> _Written problem_
Format the entries as a JSON list of strings, one string per line and with blank lines omitted. Cover only the lines from the start of the entries through the line containing "dash-bullet: - xyxy=(91,284,95,297)", including both ends.

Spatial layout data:
## START
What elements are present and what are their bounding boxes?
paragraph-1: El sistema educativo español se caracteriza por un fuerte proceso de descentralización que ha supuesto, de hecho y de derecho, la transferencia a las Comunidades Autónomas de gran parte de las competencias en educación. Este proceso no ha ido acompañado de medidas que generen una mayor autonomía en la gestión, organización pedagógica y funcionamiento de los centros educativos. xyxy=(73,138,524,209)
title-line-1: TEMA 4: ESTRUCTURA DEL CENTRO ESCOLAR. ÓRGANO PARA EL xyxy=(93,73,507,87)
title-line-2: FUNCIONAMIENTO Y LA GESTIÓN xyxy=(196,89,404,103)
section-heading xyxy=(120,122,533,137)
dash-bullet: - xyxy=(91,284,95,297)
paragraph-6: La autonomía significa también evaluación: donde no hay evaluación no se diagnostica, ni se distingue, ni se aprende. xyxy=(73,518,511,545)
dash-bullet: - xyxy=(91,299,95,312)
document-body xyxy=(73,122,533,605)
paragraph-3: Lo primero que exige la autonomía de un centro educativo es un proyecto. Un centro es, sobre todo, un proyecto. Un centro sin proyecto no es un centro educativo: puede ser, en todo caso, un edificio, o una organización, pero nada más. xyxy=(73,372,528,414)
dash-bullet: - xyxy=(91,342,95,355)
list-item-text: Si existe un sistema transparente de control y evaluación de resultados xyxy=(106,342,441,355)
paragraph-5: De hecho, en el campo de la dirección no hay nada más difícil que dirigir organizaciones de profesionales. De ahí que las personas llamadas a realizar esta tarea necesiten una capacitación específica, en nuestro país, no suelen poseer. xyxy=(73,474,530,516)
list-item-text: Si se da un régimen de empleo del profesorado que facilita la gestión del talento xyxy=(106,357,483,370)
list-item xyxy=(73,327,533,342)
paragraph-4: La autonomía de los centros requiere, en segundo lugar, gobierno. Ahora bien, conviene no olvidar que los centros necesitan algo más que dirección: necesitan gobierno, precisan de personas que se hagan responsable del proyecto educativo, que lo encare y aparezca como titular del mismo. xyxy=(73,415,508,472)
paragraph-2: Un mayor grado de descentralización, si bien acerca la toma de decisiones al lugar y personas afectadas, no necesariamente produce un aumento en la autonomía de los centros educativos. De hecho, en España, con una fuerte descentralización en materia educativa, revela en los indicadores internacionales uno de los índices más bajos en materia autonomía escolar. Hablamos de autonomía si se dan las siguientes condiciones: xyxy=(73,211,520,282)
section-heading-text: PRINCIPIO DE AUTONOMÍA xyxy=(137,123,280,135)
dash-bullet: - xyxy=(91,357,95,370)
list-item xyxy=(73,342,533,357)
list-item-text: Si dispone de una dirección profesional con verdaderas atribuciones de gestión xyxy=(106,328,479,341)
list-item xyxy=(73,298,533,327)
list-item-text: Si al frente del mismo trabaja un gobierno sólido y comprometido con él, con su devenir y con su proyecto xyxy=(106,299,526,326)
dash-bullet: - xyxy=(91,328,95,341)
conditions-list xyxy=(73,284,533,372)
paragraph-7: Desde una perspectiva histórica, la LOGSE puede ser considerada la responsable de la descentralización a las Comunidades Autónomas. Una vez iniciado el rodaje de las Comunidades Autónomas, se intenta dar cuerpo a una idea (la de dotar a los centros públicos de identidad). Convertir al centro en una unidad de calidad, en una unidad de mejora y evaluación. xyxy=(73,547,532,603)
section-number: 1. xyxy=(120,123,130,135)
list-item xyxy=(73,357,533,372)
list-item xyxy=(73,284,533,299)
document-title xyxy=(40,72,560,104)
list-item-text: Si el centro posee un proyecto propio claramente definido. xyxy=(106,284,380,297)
## END
> _Response to this exercise_
[
  "What elements are present and what are their bounding boxes?",
  "paragraph-1: El sistema educativo español se caracteriza por un fuerte proceso de descentralización que ha supuesto, de hecho y de derecho, la transferencia a las Comunidades Autónomas de gran parte de las competencias en educación. Este proceso no ha ido acompañado de medidas que generen una mayor autonomía en la gestión, organización pedagógica y funcionamiento de los centros educativos. xyxy=(73,138,524,209)",
  "title-line-1: TEMA 4: ESTRUCTURA DEL CENTRO ESCOLAR. ÓRGANO PARA EL xyxy=(93,73,507,87)",
  "title-line-2: FUNCIONAMIENTO Y LA GESTIÓN xyxy=(196,89,404,103)",
  "section-heading xyxy=(120,122,533,137)",
  "dash-bullet: - xyxy=(91,284,95,297)"
]